- _PROBLEM STATEMENT_
Render every line from the start of the records down to and including the line that contains "The center of rotation of the eye Q' is" as a JSON list of strings, one string per line, with blank lines and pictures left out.

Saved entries

******************************

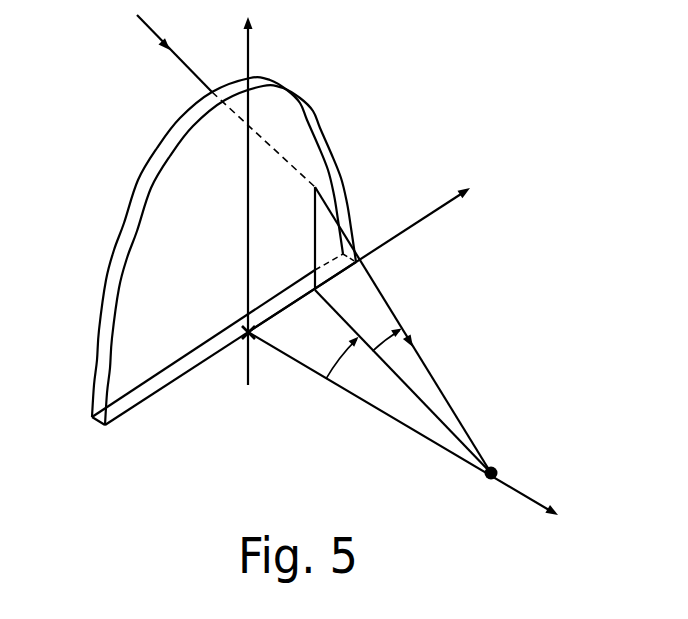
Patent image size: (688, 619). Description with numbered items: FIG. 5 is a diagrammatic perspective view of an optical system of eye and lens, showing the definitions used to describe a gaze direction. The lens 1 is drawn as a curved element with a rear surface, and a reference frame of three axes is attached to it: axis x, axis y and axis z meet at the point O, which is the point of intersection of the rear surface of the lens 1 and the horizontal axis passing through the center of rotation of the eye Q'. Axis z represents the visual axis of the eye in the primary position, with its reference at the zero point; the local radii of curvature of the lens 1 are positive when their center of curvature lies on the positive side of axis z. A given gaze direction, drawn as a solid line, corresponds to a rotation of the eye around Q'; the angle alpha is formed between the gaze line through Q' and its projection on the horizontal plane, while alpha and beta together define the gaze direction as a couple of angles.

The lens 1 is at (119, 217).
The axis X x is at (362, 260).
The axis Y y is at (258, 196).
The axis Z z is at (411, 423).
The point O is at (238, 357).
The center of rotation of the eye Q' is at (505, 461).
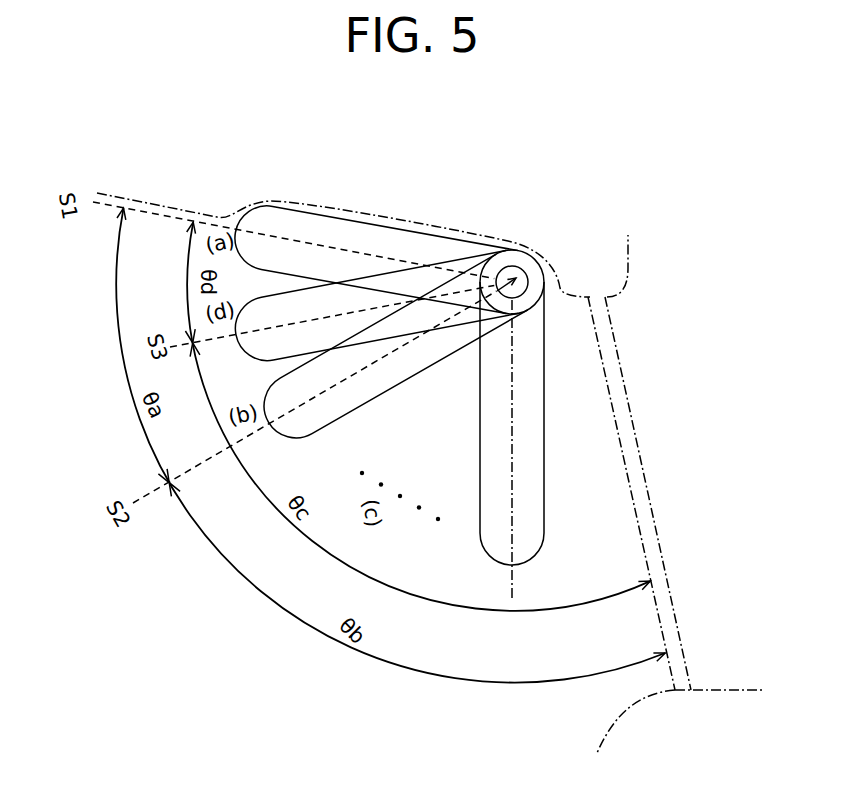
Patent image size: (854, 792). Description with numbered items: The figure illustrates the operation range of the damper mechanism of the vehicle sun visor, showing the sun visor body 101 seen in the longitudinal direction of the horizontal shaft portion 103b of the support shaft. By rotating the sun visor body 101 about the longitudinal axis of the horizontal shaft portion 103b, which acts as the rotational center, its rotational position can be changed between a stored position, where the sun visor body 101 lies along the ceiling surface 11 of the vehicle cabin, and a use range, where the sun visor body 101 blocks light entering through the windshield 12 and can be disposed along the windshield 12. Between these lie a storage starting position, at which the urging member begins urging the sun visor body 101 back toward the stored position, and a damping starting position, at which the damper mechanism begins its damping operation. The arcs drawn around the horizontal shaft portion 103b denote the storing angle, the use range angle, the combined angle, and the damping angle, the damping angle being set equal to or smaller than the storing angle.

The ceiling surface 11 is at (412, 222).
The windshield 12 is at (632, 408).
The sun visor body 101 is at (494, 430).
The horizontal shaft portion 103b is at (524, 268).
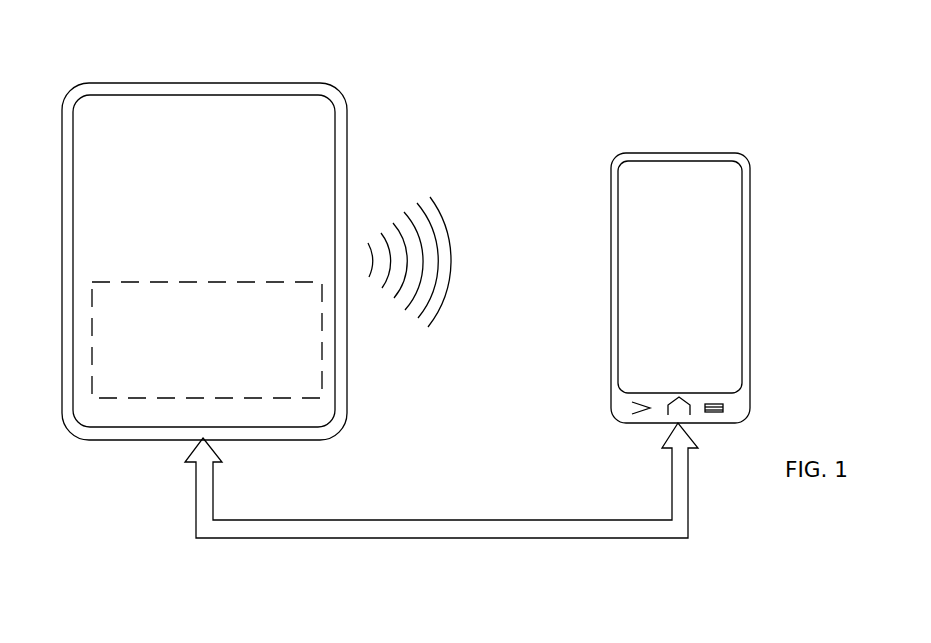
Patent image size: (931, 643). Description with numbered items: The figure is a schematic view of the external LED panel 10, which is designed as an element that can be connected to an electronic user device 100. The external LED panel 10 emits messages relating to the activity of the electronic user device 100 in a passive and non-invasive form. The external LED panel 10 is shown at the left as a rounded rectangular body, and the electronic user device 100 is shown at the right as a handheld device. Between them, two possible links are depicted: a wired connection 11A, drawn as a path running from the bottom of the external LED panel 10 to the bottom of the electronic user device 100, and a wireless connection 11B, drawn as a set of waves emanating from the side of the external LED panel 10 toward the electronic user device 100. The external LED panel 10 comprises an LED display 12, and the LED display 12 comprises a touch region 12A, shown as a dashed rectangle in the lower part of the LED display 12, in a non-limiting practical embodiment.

******************************

- _EXERCISE RESULT_
[
  "Patent image size: (688, 619). Description with numbered items: FIG. 5 is a diagrammatic perspective view of an optical system of eye and lens, showing the definitions used to describe a gaze direction. The lens 1 is drawn as a curved element with a rear surface, and a reference frame of three axes is attached to it: axis x, axis y and axis z meet at the point O, which is the point of intersection of the rear surface of the lens 1 and the horizontal axis passing through the center of rotation of the eye Q'. Axis z represents the visual axis of the eye in the primary position, with its reference at the zero point; the local radii of curvature of the lens 1 are positive when their center of curvature lies on the positive side of axis z. A given gaze direction, drawn as a solid line, corresponds to a rotation of the eye around Q'; the angle alpha is formed between the gaze line through Q' and its projection on the horizontal plane, while alpha and beta together define the gaze direction as a couple of angles.",
  "The lens 1 is at (119, 217).",
  "The axis X x is at (362, 260).",
  "The axis Y y is at (258, 196).",
  "The axis Z z is at (411, 423).",
  "The point O is at (238, 357).",
  "The center of rotation of the eye Q' is at (505, 461)."
]